AIM —
Look through the listing for the word "大行大市". Copy each line that has it.

EXERCISE INPUTS —
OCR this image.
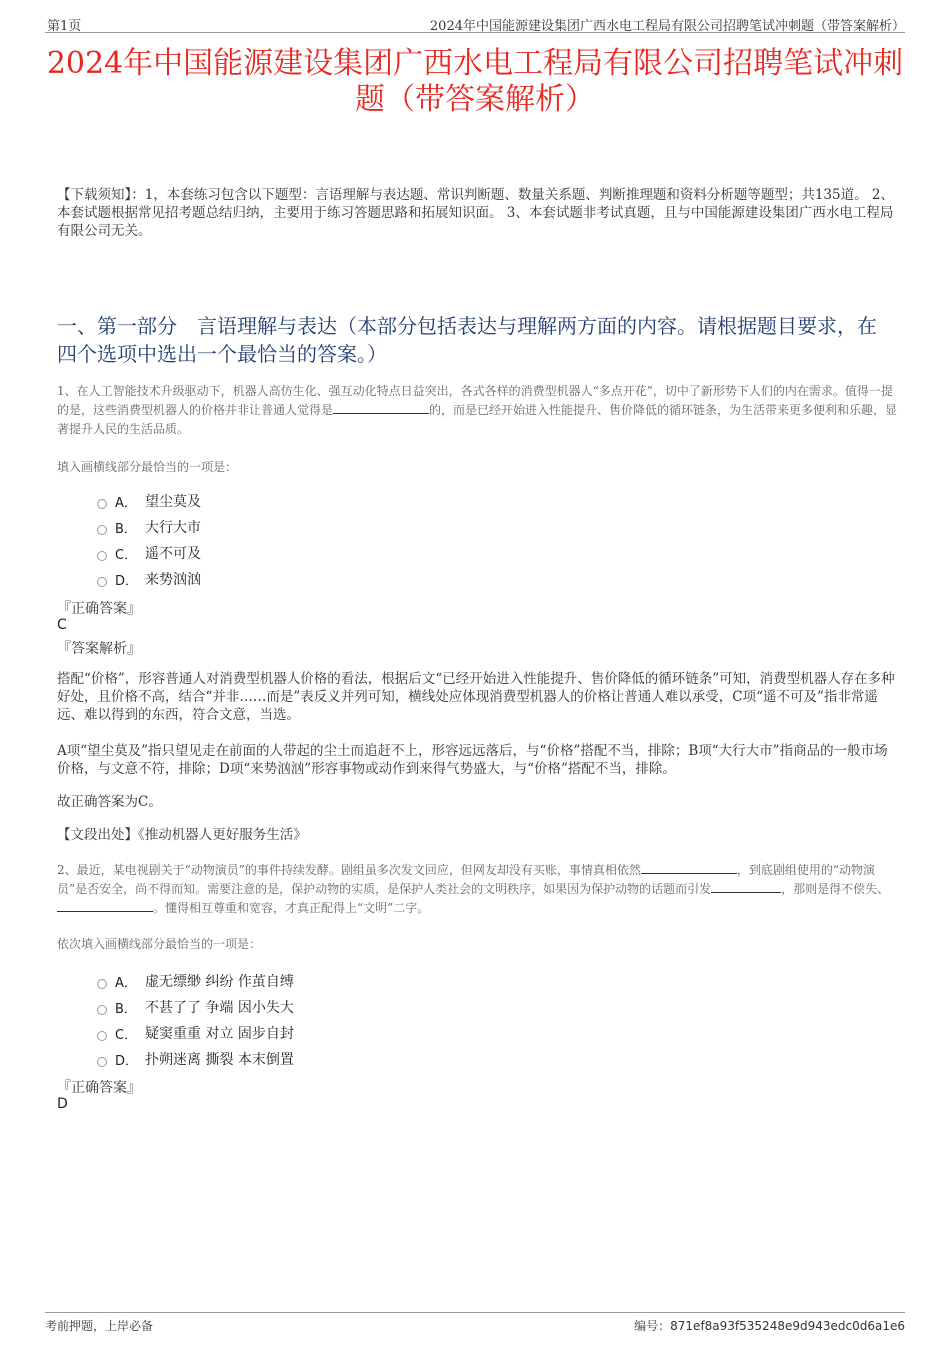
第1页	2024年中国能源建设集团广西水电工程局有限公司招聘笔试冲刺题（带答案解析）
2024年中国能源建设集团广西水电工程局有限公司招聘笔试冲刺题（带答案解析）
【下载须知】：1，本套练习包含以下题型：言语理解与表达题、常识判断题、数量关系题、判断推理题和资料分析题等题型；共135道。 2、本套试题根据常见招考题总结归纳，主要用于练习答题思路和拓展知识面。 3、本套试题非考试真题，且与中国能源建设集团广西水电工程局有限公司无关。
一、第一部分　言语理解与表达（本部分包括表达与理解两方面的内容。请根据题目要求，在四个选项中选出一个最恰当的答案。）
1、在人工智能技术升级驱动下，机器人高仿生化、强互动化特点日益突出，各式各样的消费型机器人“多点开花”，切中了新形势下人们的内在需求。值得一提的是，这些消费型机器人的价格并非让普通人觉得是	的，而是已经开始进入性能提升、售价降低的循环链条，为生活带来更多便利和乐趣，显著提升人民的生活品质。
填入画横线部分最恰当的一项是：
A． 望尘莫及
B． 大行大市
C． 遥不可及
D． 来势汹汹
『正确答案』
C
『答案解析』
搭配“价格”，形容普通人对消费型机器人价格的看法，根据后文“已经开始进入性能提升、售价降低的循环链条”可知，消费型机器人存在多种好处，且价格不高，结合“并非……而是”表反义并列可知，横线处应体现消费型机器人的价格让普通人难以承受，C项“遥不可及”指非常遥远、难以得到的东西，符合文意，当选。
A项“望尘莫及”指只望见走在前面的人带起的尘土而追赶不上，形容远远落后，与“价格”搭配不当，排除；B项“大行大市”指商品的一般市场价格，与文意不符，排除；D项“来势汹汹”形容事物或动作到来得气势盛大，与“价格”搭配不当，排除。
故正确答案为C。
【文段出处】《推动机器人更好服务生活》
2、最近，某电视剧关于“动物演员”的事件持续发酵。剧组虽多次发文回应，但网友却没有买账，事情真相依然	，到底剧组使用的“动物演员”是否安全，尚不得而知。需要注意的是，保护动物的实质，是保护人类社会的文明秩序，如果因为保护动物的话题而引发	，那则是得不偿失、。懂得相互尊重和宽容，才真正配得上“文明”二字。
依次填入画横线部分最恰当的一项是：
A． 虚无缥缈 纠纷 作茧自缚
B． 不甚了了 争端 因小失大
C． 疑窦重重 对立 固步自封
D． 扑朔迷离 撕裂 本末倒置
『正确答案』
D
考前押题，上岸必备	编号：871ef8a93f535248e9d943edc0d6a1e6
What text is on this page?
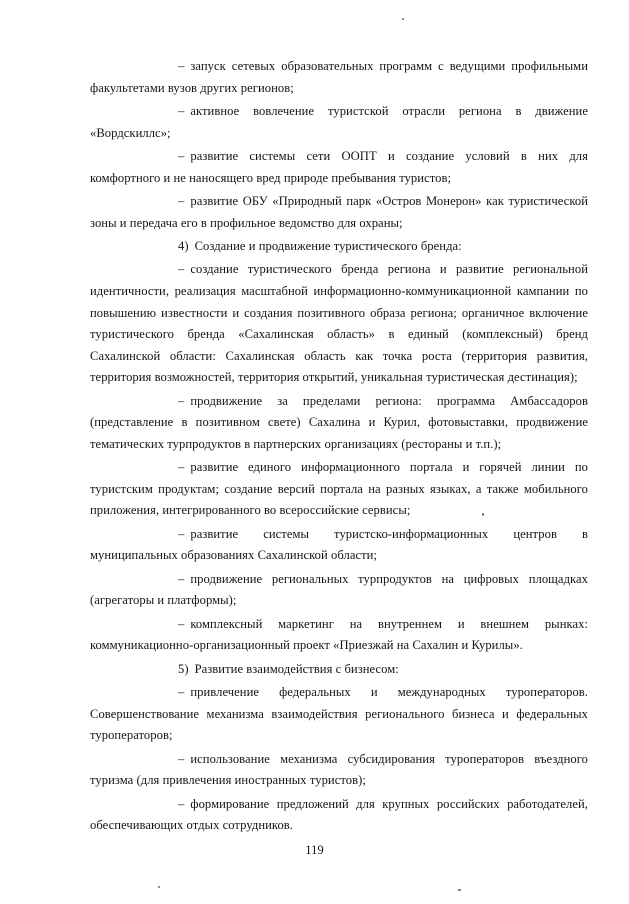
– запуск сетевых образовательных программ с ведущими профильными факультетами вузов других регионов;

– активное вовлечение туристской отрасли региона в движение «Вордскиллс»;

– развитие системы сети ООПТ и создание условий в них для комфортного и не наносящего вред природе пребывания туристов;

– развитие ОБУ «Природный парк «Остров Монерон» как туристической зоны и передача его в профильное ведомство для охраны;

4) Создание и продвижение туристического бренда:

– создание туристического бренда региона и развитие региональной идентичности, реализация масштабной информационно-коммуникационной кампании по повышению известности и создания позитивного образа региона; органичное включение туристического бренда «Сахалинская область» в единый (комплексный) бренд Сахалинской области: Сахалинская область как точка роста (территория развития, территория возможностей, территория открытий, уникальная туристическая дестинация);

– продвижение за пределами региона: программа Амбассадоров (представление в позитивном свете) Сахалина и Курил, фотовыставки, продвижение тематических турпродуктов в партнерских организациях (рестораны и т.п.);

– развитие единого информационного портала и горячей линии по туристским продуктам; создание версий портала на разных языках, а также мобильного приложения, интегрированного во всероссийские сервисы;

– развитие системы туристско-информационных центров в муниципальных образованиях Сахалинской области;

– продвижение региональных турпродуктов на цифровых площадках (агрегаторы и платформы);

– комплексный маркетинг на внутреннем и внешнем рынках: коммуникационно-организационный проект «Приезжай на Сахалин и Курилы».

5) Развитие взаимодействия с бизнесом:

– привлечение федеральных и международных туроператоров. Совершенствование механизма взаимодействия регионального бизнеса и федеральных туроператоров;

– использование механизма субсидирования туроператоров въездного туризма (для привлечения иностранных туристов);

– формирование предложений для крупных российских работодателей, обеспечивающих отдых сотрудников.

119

COMPLETED EXERCISE —
B． 大行大市
A项“望尘莫及”指只望见走在前面的人带起的尘土而追赶不上，形容远远落后，与“价格”搭配不当，排除；B项“大行大市”指商品的一般市场价格，与文意不符，排除；D项“来势汹汹”形容事物或动作到来得气势盛大，与“价格”搭配不当，排除。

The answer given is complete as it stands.